- **The request**:
Output each line of the material exactly as it stands.

-- START Entries shown --

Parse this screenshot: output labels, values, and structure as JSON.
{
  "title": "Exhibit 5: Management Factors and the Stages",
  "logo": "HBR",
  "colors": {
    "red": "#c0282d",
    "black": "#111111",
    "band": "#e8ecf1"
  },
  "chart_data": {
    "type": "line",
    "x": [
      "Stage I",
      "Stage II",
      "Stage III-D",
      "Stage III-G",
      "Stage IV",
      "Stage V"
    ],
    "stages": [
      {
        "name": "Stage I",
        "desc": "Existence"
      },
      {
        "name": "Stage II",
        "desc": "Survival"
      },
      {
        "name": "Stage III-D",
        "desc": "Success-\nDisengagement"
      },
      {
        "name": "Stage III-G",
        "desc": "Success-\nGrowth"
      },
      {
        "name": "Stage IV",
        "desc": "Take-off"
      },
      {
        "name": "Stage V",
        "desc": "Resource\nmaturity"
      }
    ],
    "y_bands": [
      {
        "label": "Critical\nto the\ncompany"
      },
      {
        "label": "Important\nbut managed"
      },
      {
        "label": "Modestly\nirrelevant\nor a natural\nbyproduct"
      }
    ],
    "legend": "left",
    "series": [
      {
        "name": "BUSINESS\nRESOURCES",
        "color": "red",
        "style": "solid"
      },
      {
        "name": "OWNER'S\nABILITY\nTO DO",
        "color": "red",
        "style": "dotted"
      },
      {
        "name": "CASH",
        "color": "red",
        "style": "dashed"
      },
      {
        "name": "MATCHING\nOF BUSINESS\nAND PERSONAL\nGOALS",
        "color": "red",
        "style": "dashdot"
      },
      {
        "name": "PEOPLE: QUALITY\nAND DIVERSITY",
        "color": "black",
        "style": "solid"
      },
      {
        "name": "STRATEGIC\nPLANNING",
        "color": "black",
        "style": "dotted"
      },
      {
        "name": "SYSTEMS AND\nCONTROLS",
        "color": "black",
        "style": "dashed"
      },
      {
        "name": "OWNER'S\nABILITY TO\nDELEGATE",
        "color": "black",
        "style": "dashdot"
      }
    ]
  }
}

-- END Entries shown --

- **Reply to the exercise**:
Parse this screenshot: output labels, values, and structure as JSON.
{
  "title": "Exhibit 5: Management Factors and the Stages",
  "logo": "HBR",
  "colors": {
    "red": "#c0282d",
    "black": "#111111",
    "band": "#e8ecf1"
  },
  "chart_data": {
    "type": "line",
    "x": [
      "Stage I",
      "Stage II",
      "Stage III-D",
      "Stage III-G",
      "Stage IV",
      "Stage V"
    ],
    "stages": [
      {
        "name": "Stage I",
        "desc": "Existence"
      },
      {
        "name": "Stage II",
        "desc": "Survival"
      },
      {
        "name": "Stage III-D",
        "desc": "Success-\nDisengagement"
      },
      {
        "name": "Stage III-G",
        "desc": "Success-\nGrowth"
      },
      {
        "name": "Stage IV",
        "desc": "Take-off"
      },
      {
        "name": "Stage V",
        "desc": "Resource\nmaturity"
      }
    ],
    "y_bands": [
      {
        "label": "Critical\nto the\ncompany"
      },
      {
        "label": "Important\nbut managed"
      },
      {
        "label": "Modestly\nirrelevant\nor a natural\nbyproduct"
      }
    ],
    "legend": "left",
    "series": [
      {
        "name": "BUSINESS\nRESOURCES",
        "color": "red",
        "style": "solid"
      },
      {
        "name": "OWNER'S\nABILITY\nTO DO",
        "color": "red",
        "style": "dotted"
      },
      {
        "name": "CASH",
        "color": "red",
        "style": "dashed"
      },
      {
        "name": "MATCHING\nOF BUSINESS\nAND PERSONAL\nGOALS",
        "color": "red",
        "style": "dashdot"
      },
      {
        "name": "PEOPLE: QUALITY\nAND DIVERSITY",
        "color": "black",
        "style": "solid"
      },
      {
        "name": "STRATEGIC\nPLANNING",
        "color": "black",
        "style": "dotted"
      },
      {
        "name": "SYSTEMS AND\nCONTROLS",
        "color": "black",
        "style": "dashed"
      },
      {
        "name": "OWNER'S\nABILITY TO\nDELEGATE",
        "color": "black",
        "style": "dashdot"
      }
    ]
  }
}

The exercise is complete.